* **Aim of the exercise**
Quote the data from its first line through the line that contains "subtitle-2-suffix: students have", reproducing those lines verbatim and nothing else.

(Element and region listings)

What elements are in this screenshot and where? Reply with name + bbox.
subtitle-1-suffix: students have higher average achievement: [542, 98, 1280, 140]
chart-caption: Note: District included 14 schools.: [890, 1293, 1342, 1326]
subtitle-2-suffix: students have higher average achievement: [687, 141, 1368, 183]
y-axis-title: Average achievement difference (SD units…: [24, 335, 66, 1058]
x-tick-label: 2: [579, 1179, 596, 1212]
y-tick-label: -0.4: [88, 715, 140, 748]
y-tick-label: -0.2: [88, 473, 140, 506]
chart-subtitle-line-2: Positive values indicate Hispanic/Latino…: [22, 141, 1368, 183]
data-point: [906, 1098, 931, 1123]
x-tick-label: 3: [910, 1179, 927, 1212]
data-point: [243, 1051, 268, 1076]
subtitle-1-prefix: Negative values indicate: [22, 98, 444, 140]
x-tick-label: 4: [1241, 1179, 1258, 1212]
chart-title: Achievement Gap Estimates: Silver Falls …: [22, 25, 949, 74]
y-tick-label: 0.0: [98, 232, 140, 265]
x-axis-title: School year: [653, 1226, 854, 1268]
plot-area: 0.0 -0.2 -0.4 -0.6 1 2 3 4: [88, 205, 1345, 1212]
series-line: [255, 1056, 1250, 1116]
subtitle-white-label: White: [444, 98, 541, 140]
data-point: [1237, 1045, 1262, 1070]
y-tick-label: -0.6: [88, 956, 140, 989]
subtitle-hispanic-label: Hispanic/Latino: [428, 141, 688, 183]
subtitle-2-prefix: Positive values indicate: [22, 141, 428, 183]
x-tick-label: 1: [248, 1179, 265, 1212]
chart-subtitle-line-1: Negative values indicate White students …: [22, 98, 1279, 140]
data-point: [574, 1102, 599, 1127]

* **Answer below**
What elements are in this screenshot and where? Reply with name + bbox.
subtitle-1-suffix: students have higher average achievement: [542, 98, 1280, 140]
chart-caption: Note: District included 14 schools.: [890, 1293, 1342, 1326]
subtitle-2-suffix: students have higher average achievement: [687, 141, 1368, 183]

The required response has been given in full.